_Aim_
Spot each line in the records below where the word "FNRGEC" occurs, then copy it.

_Entries provided_

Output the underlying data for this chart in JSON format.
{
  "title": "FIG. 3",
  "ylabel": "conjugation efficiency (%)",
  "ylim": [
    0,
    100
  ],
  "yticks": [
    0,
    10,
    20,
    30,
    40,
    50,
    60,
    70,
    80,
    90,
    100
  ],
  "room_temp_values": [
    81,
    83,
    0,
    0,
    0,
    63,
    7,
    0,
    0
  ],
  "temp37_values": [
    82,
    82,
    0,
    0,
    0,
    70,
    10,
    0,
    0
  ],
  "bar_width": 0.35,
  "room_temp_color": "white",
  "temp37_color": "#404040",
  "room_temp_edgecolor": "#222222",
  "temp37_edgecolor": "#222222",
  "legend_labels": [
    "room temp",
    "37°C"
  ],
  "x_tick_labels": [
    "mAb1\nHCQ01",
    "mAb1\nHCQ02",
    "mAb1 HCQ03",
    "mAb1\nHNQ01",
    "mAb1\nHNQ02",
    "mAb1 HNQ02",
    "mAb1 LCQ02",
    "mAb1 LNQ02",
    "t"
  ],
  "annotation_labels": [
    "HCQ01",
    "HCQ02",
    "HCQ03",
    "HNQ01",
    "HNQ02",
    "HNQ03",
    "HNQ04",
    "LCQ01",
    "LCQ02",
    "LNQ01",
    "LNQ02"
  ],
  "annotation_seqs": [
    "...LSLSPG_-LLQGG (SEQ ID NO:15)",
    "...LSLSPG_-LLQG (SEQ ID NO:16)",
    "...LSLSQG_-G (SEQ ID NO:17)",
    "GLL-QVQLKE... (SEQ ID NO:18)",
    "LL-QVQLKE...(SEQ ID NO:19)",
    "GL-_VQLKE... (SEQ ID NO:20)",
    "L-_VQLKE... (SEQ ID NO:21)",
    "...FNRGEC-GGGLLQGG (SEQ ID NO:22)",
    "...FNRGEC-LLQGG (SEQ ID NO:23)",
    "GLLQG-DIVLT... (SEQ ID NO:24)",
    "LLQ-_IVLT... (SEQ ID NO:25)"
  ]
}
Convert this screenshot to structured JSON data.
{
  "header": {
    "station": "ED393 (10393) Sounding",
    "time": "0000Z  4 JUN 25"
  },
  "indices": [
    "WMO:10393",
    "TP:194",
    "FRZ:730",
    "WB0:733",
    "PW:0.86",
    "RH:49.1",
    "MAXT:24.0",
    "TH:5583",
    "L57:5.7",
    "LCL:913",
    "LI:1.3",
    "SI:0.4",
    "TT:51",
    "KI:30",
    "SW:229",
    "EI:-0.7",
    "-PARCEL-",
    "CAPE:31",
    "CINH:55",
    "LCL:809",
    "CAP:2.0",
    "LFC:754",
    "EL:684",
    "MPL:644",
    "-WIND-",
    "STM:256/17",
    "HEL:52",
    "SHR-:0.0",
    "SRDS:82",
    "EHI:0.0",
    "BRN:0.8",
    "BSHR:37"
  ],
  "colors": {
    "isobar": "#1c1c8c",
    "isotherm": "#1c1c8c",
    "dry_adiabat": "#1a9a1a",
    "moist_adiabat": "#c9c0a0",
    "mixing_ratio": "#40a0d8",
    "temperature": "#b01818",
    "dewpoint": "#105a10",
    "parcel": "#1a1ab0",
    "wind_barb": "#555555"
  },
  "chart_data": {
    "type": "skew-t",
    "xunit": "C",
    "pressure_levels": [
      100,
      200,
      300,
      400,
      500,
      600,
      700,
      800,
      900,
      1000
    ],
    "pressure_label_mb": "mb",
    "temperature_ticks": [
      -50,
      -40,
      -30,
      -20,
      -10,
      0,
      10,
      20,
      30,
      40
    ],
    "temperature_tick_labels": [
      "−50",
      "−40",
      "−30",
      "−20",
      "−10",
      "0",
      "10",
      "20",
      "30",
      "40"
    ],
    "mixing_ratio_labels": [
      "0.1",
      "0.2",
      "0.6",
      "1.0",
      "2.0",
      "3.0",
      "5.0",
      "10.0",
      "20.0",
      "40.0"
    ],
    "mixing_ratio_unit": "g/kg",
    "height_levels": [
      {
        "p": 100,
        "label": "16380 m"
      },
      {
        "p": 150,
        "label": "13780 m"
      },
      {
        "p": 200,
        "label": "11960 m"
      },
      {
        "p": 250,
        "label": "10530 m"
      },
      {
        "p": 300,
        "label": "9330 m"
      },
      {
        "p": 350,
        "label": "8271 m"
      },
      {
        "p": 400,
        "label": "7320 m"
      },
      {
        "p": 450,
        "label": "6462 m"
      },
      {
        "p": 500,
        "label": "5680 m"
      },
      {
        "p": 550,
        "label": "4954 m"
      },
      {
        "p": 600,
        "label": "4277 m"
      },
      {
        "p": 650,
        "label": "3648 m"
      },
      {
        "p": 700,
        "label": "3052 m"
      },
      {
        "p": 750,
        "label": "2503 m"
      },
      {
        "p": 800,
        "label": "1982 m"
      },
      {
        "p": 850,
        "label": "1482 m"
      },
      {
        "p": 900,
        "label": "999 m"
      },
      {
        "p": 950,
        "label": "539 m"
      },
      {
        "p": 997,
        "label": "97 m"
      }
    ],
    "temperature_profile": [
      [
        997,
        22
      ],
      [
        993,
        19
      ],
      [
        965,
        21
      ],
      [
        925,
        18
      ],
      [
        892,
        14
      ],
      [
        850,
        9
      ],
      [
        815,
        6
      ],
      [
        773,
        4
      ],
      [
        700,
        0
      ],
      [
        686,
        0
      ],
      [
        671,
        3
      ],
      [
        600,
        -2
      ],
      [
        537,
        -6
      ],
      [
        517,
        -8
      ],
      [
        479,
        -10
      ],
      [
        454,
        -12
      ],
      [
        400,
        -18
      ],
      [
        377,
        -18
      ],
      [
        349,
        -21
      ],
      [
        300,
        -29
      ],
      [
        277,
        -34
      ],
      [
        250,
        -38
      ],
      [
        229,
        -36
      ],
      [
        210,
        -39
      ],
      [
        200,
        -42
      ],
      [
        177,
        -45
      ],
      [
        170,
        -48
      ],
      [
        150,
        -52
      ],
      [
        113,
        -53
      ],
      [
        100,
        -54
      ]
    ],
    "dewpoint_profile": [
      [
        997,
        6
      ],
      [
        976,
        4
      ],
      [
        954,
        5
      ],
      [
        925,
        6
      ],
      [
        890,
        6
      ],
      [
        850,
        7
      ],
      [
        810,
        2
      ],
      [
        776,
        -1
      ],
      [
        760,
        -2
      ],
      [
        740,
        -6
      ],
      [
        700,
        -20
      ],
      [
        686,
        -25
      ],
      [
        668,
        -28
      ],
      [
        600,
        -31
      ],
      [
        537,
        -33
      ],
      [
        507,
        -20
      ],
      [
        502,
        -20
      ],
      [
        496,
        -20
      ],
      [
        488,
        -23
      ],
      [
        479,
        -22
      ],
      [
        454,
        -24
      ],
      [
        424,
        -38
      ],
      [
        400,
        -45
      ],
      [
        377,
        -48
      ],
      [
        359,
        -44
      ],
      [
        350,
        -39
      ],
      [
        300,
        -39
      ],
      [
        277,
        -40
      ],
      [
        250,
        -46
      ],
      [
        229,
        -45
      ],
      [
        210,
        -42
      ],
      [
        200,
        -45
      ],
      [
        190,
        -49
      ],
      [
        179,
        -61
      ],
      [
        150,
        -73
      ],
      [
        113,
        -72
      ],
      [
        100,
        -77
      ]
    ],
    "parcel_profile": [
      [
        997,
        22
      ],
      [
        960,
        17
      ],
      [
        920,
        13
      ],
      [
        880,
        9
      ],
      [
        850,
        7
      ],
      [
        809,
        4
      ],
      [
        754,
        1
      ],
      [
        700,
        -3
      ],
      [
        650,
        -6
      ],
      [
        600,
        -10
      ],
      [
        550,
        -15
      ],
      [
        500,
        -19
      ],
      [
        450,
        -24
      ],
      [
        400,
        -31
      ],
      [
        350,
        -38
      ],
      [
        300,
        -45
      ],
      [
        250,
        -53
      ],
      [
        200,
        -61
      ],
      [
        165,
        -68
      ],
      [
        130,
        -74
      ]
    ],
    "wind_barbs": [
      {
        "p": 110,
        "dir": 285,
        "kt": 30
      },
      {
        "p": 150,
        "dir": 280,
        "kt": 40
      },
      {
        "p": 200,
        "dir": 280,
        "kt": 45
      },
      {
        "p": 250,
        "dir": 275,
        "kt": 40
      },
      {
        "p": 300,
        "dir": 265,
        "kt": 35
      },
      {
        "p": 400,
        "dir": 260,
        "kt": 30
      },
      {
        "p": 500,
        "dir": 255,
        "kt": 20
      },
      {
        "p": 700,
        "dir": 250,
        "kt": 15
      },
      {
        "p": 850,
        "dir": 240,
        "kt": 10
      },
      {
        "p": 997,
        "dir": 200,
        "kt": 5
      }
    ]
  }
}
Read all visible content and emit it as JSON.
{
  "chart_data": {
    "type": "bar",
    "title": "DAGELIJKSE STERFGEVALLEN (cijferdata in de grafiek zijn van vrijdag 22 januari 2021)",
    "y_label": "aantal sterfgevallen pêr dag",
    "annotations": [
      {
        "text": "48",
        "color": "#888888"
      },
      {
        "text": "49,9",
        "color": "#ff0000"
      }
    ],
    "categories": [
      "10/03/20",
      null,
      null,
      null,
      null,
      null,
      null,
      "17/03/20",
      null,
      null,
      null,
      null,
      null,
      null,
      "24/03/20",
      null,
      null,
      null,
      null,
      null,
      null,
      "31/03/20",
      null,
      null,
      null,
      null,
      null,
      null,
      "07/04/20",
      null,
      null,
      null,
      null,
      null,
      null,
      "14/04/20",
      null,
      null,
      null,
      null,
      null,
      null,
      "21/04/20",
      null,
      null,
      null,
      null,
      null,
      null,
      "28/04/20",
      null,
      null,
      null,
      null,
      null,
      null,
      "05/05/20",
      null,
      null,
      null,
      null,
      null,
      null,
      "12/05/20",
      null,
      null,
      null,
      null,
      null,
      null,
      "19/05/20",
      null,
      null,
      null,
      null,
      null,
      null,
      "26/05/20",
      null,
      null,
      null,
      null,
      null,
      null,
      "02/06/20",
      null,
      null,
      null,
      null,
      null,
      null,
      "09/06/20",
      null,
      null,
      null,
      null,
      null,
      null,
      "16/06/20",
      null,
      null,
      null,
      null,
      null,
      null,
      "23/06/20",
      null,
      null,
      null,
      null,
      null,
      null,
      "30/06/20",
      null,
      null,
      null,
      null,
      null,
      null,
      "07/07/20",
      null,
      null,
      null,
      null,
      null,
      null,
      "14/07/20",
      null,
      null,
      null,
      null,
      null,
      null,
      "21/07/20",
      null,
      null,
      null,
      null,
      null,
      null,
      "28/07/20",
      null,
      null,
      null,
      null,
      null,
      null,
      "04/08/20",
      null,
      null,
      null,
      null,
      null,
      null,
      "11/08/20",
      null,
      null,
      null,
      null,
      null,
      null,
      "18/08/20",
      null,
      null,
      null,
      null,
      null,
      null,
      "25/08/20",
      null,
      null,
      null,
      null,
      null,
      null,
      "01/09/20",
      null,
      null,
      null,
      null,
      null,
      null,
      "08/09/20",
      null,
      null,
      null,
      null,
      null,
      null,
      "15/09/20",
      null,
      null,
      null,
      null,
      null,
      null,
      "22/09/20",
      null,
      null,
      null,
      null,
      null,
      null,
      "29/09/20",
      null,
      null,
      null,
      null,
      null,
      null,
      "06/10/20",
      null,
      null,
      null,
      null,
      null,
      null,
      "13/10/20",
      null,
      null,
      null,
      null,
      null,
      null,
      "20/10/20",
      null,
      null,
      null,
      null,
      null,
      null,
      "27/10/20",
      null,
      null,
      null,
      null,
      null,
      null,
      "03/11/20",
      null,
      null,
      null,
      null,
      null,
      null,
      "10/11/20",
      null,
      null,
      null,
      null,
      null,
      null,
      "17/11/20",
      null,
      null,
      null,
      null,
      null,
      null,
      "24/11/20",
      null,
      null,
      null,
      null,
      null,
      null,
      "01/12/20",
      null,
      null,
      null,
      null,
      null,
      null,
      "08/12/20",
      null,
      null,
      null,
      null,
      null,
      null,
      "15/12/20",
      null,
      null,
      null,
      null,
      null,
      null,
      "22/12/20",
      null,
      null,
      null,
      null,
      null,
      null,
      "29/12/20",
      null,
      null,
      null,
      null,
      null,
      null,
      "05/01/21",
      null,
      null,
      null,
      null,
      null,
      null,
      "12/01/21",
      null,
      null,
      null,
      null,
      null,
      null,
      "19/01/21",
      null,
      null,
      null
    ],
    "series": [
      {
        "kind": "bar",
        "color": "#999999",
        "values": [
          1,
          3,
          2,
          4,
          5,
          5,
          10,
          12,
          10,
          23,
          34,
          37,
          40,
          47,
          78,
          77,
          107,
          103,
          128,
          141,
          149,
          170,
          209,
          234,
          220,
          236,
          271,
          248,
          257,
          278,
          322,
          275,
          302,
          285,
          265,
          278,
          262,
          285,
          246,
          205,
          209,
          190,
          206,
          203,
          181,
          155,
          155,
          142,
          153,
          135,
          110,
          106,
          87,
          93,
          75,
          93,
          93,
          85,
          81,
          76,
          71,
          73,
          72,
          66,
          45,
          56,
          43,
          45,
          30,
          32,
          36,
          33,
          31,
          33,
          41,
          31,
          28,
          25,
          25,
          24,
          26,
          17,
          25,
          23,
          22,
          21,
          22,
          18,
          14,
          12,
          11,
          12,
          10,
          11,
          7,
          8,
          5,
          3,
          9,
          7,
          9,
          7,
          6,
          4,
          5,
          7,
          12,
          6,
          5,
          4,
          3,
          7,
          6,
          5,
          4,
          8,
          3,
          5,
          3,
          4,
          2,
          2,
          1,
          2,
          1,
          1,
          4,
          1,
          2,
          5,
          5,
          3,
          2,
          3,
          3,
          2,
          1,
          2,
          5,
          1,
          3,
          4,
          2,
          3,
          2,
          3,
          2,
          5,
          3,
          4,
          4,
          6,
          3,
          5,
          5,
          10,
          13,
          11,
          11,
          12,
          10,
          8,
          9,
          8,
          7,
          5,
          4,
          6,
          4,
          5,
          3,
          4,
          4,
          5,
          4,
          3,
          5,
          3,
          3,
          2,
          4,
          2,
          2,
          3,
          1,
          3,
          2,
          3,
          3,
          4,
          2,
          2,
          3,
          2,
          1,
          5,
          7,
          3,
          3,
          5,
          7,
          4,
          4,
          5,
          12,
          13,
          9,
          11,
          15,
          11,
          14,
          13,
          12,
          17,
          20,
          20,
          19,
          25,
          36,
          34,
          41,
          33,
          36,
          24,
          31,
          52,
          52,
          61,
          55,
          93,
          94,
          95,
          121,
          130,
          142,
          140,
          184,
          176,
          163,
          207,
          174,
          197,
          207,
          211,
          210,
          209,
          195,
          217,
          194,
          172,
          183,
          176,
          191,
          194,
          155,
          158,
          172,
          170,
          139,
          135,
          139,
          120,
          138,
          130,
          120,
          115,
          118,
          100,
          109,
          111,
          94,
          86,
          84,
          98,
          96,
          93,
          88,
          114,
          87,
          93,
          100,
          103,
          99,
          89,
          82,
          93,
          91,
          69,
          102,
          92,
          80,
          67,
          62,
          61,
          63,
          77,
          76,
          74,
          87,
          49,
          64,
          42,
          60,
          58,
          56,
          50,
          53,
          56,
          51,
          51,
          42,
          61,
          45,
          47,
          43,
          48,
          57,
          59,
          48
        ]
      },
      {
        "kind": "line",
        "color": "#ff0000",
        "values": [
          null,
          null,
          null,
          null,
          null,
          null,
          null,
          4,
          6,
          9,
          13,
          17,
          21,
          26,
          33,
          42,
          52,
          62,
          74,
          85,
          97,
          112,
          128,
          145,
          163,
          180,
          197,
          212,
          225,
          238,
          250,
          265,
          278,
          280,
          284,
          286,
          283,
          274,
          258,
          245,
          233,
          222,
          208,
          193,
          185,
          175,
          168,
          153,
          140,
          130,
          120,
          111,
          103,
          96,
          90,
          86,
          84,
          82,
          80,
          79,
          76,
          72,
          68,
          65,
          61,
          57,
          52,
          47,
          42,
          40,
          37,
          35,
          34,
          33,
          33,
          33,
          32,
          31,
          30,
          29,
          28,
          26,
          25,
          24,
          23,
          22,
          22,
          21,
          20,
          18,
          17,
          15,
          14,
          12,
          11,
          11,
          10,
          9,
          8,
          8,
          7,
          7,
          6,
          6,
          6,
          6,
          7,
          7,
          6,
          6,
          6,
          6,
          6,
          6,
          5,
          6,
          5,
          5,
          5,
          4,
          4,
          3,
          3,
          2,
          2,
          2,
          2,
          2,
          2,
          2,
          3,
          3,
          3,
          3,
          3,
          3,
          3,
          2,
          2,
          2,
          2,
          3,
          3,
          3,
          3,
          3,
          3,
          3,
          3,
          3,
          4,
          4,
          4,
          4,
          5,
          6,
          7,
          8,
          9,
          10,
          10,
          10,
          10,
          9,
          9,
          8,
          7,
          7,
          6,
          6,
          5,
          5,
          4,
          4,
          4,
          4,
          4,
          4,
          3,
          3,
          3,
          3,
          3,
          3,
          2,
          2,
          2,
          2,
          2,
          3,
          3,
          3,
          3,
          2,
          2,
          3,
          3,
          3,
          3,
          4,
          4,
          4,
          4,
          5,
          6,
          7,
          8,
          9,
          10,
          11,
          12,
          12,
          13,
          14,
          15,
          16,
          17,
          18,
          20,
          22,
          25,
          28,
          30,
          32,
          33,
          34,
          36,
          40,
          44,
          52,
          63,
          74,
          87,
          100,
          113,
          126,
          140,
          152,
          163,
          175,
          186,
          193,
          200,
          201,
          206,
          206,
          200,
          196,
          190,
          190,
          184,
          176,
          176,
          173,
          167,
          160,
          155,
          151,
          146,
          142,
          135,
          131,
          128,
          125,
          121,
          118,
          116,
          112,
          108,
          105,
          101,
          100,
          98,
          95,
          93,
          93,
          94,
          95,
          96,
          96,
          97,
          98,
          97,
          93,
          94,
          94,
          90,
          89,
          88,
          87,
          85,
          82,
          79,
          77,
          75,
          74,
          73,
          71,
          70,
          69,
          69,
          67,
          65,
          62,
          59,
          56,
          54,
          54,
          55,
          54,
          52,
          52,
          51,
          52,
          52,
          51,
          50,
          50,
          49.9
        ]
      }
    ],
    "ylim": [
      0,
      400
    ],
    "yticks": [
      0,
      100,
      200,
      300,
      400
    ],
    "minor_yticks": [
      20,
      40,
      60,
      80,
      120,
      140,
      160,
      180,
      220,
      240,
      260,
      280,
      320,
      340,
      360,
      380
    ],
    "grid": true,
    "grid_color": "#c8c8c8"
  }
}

_Output of the exercise_
    "...FNRGEC-GGGLLQGG (SEQ ID NO:22)",
    "...FNRGEC-LLQGG (SEQ ID NO:23)",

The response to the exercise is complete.